▶ **PROBLEM STATEMENT**
Where the records hold the string "Hematopoietic", show the whole line it sits on.

─── SUPPLIED RECORDS ───

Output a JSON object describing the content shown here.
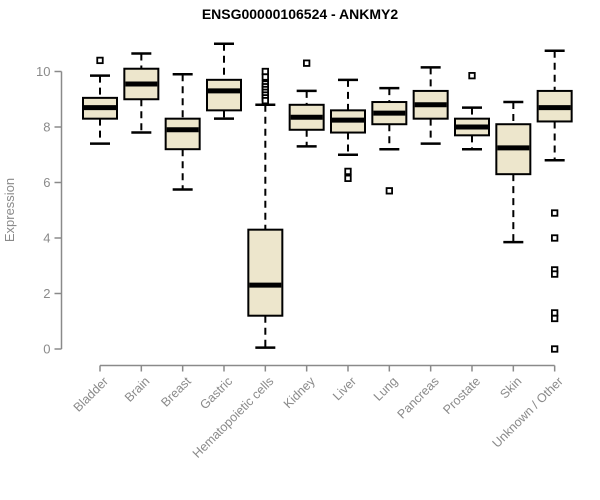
{
  "page": {
    "title": "ENSG00000106524 - ANKMY2"
  },
  "chart_data": {
    "type": "boxplot",
    "title": "ENSG00000106524 - ANKMY2",
    "xlabel": "",
    "ylabel": "Expression",
    "ylim": [
      0,
      10
    ],
    "yticks": [
      0,
      2,
      4,
      6,
      8,
      10
    ],
    "grid": false,
    "legend": "none",
    "x_tick_label_rotation": 45,
    "categories": [
      "Bladder",
      "Brain",
      "Breast",
      "Gastric",
      "Hematopoietic cells",
      "Kidney",
      "Liver",
      "Lung",
      "Pancreas",
      "Prostate",
      "Skin",
      "Unknown / Other"
    ],
    "series": [
      {
        "name": "Bladder",
        "whisker_low": 7.4,
        "q1": 8.3,
        "median": 8.7,
        "q3": 9.05,
        "whisker_high": 9.85,
        "outliers": [
          10.4
        ]
      },
      {
        "name": "Brain",
        "whisker_low": 7.8,
        "q1": 9.0,
        "median": 9.55,
        "q3": 10.1,
        "whisker_high": 10.65,
        "outliers": []
      },
      {
        "name": "Breast",
        "whisker_low": 5.75,
        "q1": 7.2,
        "median": 7.9,
        "q3": 8.3,
        "whisker_high": 9.9,
        "outliers": []
      },
      {
        "name": "Gastric",
        "whisker_low": 8.3,
        "q1": 8.6,
        "median": 9.3,
        "q3": 9.7,
        "whisker_high": 11.0,
        "outliers": []
      },
      {
        "name": "Hematopoietic cells",
        "whisker_low": 0.05,
        "q1": 1.2,
        "median": 2.3,
        "q3": 4.3,
        "whisker_high": 8.8,
        "outliers": [
          10.0,
          9.8,
          9.55,
          9.45,
          9.35,
          9.25,
          9.15,
          9.05,
          8.95
        ]
      },
      {
        "name": "Kidney",
        "whisker_low": 7.3,
        "q1": 7.9,
        "median": 8.35,
        "q3": 8.8,
        "whisker_high": 9.3,
        "outliers": [
          10.3
        ]
      },
      {
        "name": "Liver",
        "whisker_low": 7.0,
        "q1": 7.8,
        "median": 8.25,
        "q3": 8.6,
        "whisker_high": 9.7,
        "outliers": [
          6.4,
          6.15
        ]
      },
      {
        "name": "Lung",
        "whisker_low": 7.2,
        "q1": 8.1,
        "median": 8.5,
        "q3": 8.9,
        "whisker_high": 9.4,
        "outliers": [
          5.7
        ]
      },
      {
        "name": "Pancreas",
        "whisker_low": 7.4,
        "q1": 8.3,
        "median": 8.8,
        "q3": 9.3,
        "whisker_high": 10.15,
        "outliers": []
      },
      {
        "name": "Prostate",
        "whisker_low": 7.2,
        "q1": 7.7,
        "median": 8.0,
        "q3": 8.3,
        "whisker_high": 8.7,
        "outliers": [
          9.85
        ]
      },
      {
        "name": "Skin",
        "whisker_low": 3.85,
        "q1": 6.3,
        "median": 7.25,
        "q3": 8.1,
        "whisker_high": 8.9,
        "outliers": []
      },
      {
        "name": "Unknown / Other",
        "whisker_low": 6.8,
        "q1": 8.2,
        "median": 8.7,
        "q3": 9.3,
        "whisker_high": 10.75,
        "outliers": [
          4.9,
          4.0,
          2.85,
          2.7,
          1.3,
          1.1,
          0.0
        ]
      }
    ],
    "colors": {
      "box_fill": "#EDE6CC",
      "box_border": "#000000",
      "median_line": "#000000",
      "whisker": "#000000",
      "outlier": "#000000",
      "axis": "#8a8a8a",
      "axis_text": "#8a8a8a",
      "title_text": "#000000",
      "background": "#ffffff"
    }
  }
}
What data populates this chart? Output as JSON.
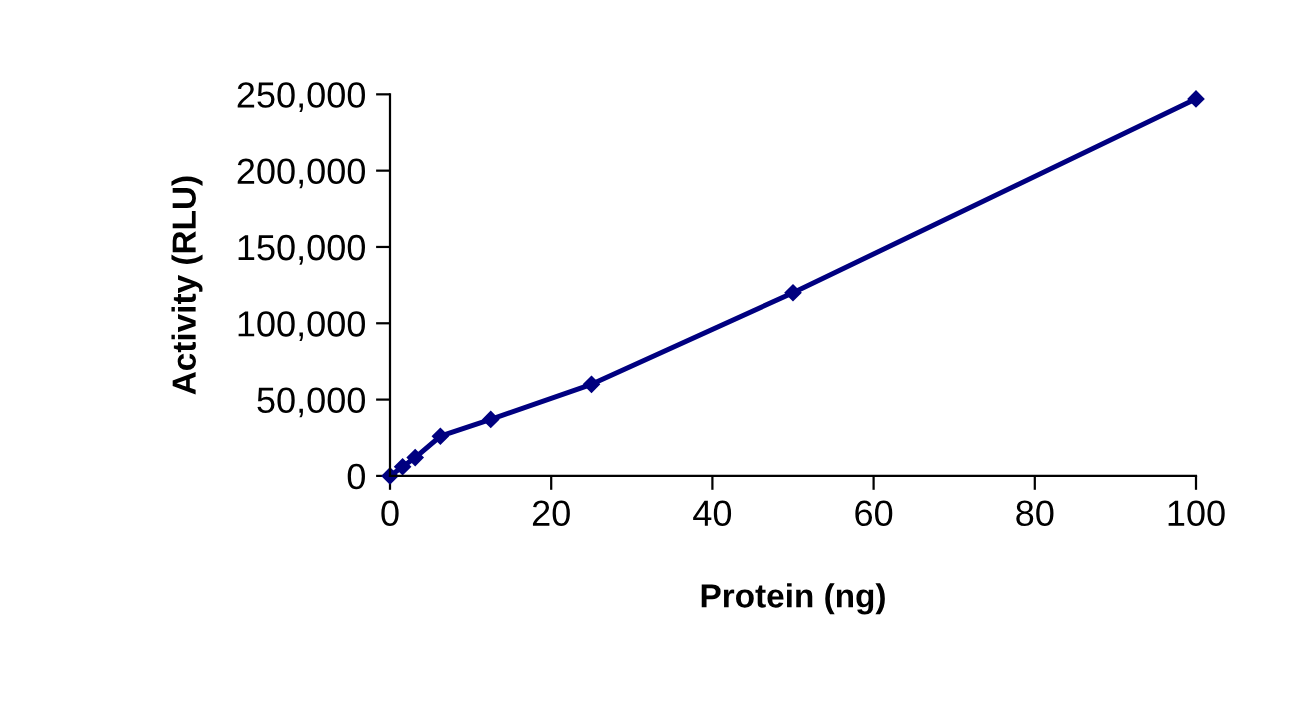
{
  "chart_data": {
    "type": "line",
    "xlabel": "Protein (ng)",
    "ylabel": "Activity (RLU)",
    "x": [
      0,
      1.5625,
      3.125,
      6.25,
      12.5,
      25,
      50,
      100
    ],
    "series": [
      {
        "color": "#000080",
        "values": [
          0,
          6000,
          12000,
          26000,
          37000,
          60000,
          120000,
          247000
        ]
      }
    ],
    "xlim": [
      0,
      100
    ],
    "xticks": [
      0,
      20,
      40,
      60,
      80,
      100
    ],
    "ylim": [
      0,
      250000
    ],
    "yticks": [
      {
        "value": 0,
        "label": "0"
      },
      {
        "value": 50000,
        "label": "50,000"
      },
      {
        "value": 100000,
        "label": "100,000"
      },
      {
        "value": 150000,
        "label": "150,000"
      },
      {
        "value": 200000,
        "label": "200,000"
      },
      {
        "value": 250000,
        "label": "250,000"
      }
    ],
    "marker": "diamond",
    "line_style": "solid",
    "grid": false,
    "legend": false
  }
}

───

▶ **RESULT**
      "Hematopoietic cells",
        "name": "Hematopoietic cells",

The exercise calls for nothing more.